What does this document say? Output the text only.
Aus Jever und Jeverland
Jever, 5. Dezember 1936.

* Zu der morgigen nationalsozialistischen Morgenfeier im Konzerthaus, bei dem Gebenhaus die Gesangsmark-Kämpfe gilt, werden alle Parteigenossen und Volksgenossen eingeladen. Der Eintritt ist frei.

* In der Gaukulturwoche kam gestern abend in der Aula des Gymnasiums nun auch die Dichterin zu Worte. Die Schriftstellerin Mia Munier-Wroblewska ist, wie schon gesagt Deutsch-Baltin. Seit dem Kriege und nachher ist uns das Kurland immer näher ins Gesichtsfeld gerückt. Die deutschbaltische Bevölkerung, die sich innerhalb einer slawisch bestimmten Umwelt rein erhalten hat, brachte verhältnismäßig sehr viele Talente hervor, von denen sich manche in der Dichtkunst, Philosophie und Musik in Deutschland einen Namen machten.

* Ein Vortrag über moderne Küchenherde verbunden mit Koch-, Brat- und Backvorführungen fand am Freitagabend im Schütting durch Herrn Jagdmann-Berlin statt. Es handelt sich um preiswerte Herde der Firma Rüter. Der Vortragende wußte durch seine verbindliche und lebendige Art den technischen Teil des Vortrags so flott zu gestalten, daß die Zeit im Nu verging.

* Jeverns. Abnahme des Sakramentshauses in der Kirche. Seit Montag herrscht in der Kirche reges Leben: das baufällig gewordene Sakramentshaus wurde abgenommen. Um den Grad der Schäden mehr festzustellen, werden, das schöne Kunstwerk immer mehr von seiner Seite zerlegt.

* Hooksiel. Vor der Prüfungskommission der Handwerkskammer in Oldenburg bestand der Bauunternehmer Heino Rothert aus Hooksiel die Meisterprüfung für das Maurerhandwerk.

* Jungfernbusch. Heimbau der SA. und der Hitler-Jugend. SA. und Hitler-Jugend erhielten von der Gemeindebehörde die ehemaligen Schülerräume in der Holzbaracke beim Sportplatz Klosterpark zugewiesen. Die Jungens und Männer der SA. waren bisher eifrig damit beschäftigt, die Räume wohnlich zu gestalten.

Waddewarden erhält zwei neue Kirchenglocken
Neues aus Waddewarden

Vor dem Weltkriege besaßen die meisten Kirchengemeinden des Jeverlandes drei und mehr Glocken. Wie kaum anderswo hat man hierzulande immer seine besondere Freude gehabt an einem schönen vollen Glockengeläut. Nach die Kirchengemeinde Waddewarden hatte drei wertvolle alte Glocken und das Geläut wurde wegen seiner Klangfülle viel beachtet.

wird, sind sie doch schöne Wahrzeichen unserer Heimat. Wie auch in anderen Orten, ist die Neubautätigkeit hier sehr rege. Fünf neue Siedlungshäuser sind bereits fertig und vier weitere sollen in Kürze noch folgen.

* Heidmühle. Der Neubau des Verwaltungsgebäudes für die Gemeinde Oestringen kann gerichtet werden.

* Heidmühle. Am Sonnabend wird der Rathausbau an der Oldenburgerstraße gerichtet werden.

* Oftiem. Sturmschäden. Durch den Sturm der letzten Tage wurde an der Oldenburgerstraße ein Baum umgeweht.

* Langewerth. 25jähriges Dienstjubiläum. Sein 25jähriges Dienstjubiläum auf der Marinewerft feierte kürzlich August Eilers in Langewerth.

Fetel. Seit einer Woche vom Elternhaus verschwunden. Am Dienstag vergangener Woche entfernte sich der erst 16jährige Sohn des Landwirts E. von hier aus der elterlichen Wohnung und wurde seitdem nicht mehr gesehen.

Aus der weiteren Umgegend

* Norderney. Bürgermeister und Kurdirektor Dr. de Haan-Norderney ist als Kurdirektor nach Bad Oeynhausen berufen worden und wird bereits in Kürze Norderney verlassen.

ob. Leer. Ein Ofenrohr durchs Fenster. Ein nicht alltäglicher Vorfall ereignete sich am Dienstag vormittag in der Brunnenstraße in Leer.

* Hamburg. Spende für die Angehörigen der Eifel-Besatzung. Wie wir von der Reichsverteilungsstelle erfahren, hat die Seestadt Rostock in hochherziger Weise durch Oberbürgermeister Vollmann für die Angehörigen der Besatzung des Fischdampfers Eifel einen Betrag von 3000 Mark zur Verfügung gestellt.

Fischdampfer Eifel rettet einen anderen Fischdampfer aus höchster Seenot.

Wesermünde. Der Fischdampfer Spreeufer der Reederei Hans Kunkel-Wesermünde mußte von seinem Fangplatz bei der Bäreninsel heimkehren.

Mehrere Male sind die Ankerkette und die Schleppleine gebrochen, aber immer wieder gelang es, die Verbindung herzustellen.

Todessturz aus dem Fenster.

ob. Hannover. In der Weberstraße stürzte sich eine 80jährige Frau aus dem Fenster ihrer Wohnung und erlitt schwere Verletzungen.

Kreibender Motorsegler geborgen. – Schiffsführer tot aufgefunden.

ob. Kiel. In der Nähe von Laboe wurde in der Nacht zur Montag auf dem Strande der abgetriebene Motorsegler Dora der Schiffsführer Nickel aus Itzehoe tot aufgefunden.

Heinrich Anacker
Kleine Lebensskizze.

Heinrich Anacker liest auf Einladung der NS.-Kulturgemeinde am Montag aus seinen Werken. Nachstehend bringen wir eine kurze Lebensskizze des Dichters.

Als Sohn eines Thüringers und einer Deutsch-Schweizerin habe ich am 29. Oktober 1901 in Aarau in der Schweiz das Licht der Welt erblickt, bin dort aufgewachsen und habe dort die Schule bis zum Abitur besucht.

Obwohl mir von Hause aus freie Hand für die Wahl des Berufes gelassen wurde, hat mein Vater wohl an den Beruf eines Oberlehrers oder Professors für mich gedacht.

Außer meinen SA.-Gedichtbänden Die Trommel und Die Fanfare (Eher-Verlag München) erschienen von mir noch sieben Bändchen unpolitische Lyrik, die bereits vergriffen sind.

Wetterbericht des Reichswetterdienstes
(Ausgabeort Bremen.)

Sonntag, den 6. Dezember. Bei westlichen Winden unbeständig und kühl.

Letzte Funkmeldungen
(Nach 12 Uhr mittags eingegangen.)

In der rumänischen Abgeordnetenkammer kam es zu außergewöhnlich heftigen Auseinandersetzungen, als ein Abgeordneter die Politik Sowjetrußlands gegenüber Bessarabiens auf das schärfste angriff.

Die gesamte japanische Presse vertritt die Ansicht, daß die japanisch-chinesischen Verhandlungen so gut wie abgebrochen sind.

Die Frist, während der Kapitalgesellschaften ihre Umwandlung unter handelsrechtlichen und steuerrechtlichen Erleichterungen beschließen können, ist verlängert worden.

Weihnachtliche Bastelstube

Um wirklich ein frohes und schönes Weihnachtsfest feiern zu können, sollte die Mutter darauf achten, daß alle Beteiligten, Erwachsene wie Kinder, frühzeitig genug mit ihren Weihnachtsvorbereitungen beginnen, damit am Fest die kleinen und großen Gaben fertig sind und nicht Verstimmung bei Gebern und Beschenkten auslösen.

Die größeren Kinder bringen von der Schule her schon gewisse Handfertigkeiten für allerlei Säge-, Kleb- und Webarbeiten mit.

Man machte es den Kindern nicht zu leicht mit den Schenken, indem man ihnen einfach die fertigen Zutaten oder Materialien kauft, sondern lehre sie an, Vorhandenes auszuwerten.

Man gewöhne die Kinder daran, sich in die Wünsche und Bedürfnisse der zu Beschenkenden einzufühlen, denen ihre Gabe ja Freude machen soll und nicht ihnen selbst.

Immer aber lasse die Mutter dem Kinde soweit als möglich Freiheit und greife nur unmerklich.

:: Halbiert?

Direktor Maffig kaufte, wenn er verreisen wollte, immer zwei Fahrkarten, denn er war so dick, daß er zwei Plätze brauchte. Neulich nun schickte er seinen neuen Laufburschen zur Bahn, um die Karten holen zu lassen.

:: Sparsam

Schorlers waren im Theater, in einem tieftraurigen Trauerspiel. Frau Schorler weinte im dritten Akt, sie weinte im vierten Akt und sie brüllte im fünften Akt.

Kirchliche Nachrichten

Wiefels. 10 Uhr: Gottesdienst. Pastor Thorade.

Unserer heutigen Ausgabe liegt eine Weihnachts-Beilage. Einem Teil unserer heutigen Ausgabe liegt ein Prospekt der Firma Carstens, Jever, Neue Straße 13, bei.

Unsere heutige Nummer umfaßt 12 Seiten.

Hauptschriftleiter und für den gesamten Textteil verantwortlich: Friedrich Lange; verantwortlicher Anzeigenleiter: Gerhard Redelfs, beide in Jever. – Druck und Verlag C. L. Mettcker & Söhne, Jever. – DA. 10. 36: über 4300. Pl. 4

THE TASK:
Return all lines from the data above with "ihnen" in them.

OUTPUT FOR THIS EXERCISE:
Man machte es den Kindern nicht zu leicht mit den Schenken, indem man ihnen einfach die fertigen Zutaten oder Materialien kauft, sondern lehre sie an, Vorhandenes auszuwerten.
Man gewöhne die Kinder daran, sich in die Wünsche und Bedürfnisse der zu Beschenkenden einzufühlen, denen ihre Gabe ja Freude machen soll und nicht ihnen selbst.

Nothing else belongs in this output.